Dataset entries
......

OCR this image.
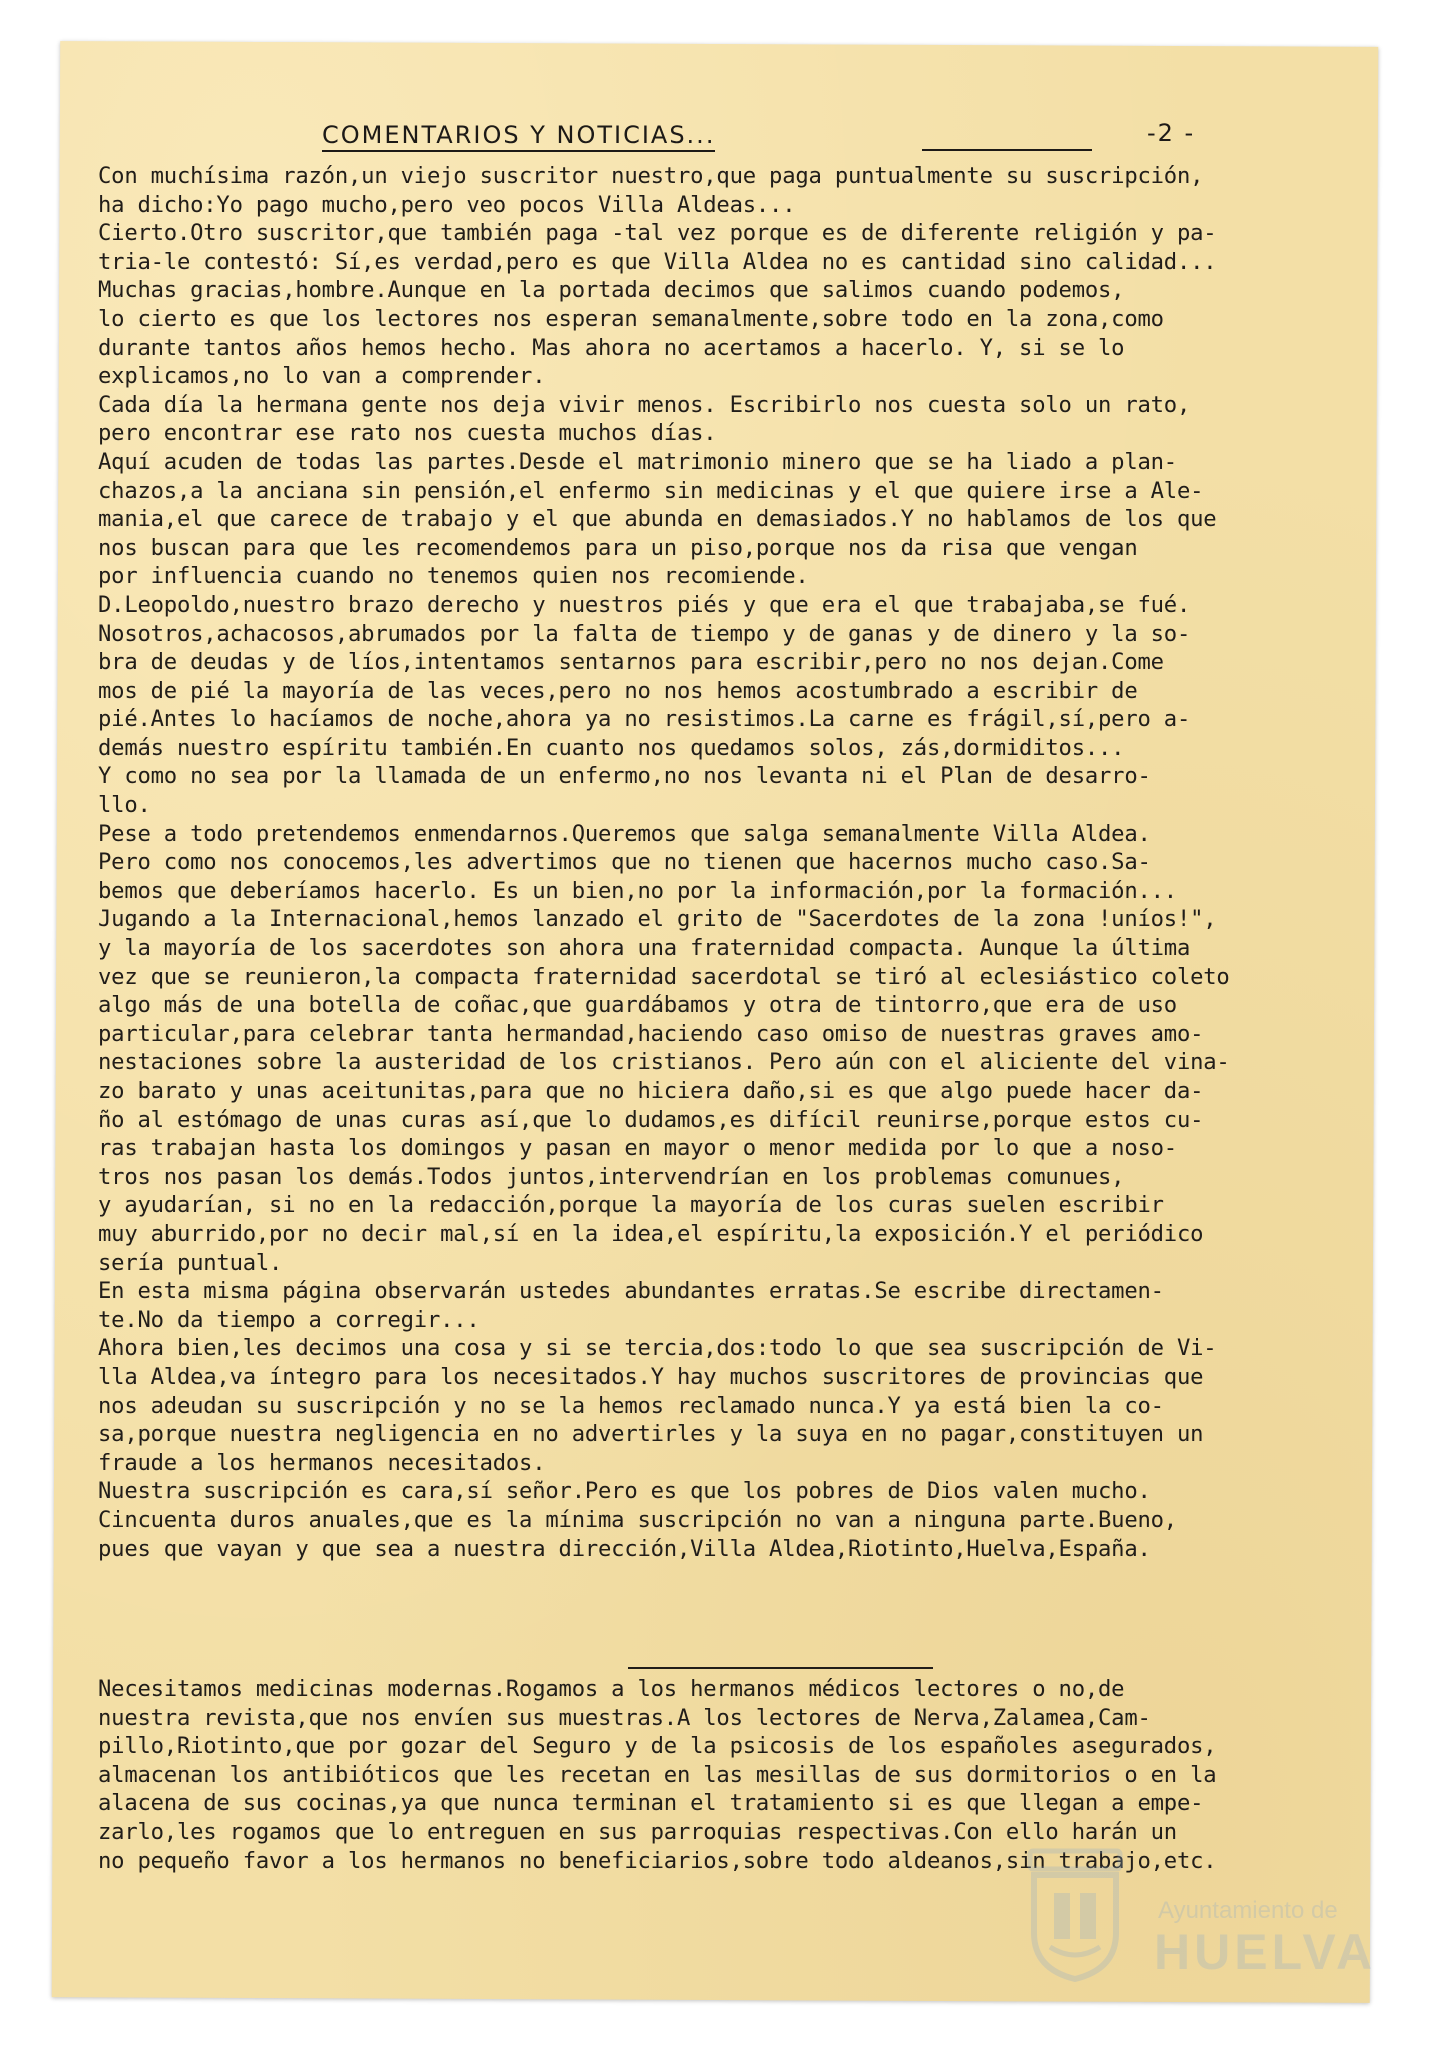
COMENTARIOS Y NOTICIAS...	-2 -
Con muchísima razón,un viejo suscritor nuestro,que paga puntualmente su suscripción,
ha dicho:Yo pago mucho,pero veo pocos Villa Aldeas...
Cierto.Otro suscritor,que también paga -tal vez porque es de diferente religión y pa-
tria-le contestó: Sí,es verdad,pero es que Villa Aldea no es cantidad sino calidad...
Muchas gracias,hombre.Aunque en la portada decimos que salimos cuando podemos,
lo cierto es que los lectores nos esperan semanalmente,sobre todo en la zona,como
durante tantos años hemos hecho. Mas ahora no acertamos a hacerlo. Y, si se lo
explicamos,no lo van a comprender.
Cada día la hermana gente nos deja vivir menos. Escribirlo nos cuesta solo un rato,
pero encontrar ese rato nos cuesta muchos días.
Aquí acuden de todas las partes.Desde el matrimonio minero que se ha liado a plan-
chazos,a la anciana sin pensión,el enfermo sin medicinas y el que quiere irse a Ale-
mania,el que carece de trabajo y el que abunda en demasiados.Y no hablamos de los que
nos buscan para que les recomendemos para un piso,porque nos da risa que vengan
por influencia cuando no tenemos quien nos recomiende.
D.Leopoldo,nuestro brazo derecho y nuestros piés y que era el que trabajaba,se fué.
Nosotros,achacosos,abrumados por la falta de tiempo y de ganas y de dinero y la so-
bra de deudas y de líos,intentamos sentarnos para escribir,pero no nos dejan.Come
mos de pié la mayoría de las veces,pero no nos hemos acostumbrado a escribir de
pié.Antes lo hacíamos de noche,ahora ya no resistimos.La carne es frágil,sí,pero a-
demás nuestro espíritu también.En cuanto nos quedamos solos, zás,dormiditos...
Y como no sea por la llamada de un enfermo,no nos levanta ni el Plan de desarro-
llo.
Pese a todo pretendemos enmendarnos.Queremos que salga semanalmente Villa Aldea.
Pero como nos conocemos,les advertimos que no tienen que hacernos mucho caso.Sa-
bemos que deberíamos hacerlo. Es un bien,no por la información,por la formación...
Jugando a la Internacional,hemos lanzado el grito de "Sacerdotes de la zona !uníos!",
y la mayoría de los sacerdotes son ahora una fraternidad compacta. Aunque la última
vez que se reunieron,la compacta fraternidad sacerdotal se tiró al eclesiástico coleto
algo más de una botella de coñac,que guardábamos y otra de tintorro,que era de uso
particular,para celebrar tanta hermandad,haciendo caso omiso de nuestras graves amo-
nestaciones sobre la austeridad de los cristianos. Pero aún con el aliciente del vina-
zo barato y unas aceitunitas,para que no hiciera daño,si es que algo puede hacer da-
ño al estómago de unas curas así,que lo dudamos,es difícil reunirse,porque estos cu-
ras trabajan hasta los domingos y pasan en mayor o menor medida por lo que a noso-
tros nos pasan los demás.Todos juntos,intervendrían en los problemas comunues,
y ayudarían, si no en la redacción,porque la mayoría de los curas suelen escribir
muy aburrido,por no decir mal,sí en la idea,el espíritu,la exposición.Y el periódico
sería puntual.
En esta misma página observarán ustedes abundantes erratas.Se escribe directamen-
te.No da tiempo a corregir...
Ahora bien,les decimos una cosa y si se tercia,dos:todo lo que sea suscripción de Vi-
lla Aldea,va íntegro para los necesitados.Y hay muchos suscritores de provincias que
nos adeudan su suscripción y no se la hemos reclamado nunca.Y ya está bien la co-
sa,porque nuestra negligencia en no advertirles y la suya en no pagar,constituyen un
fraude a los hermanos necesitados.
Nuestra suscripción es cara,sí señor.Pero es que los pobres de Dios valen mucho.
Cincuenta duros anuales,que es la mínima suscripción no van a ninguna parte.Bueno,
pues que vayan y que sea a nuestra dirección,Villa Aldea,Riotinto,Huelva,España.
Necesitamos medicinas modernas.Rogamos a los hermanos médicos lectores o no,de
nuestra revista,que nos envíen sus muestras.A los lectores de Nerva,Zalamea,Cam-
pillo,Riotinto,que por gozar del Seguro y de la psicosis de los españoles asegurados,
almacenan los antibióticos que les recetan en las mesillas de sus dormitorios o en la
alacena de sus cocinas,ya que nunca terminan el tratamiento si es que llegan a empe-
zarlo,les rogamos que lo entreguen en sus parroquias respectivas.Con ello harán un
no pequeño favor a los hermanos no beneficiarios,sobre todo aldeanos,sin trabajo,etc.
Ayuntamiento de
HUELVA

......

- Given task
Scan the material line by line and report each one that contains "caso".

- Response
Pero como nos conocemos,les advertimos que no tienen que hacernos mucho caso.Sa-
particular,para celebrar tanta hermandad,haciendo caso omiso de nuestras graves amo-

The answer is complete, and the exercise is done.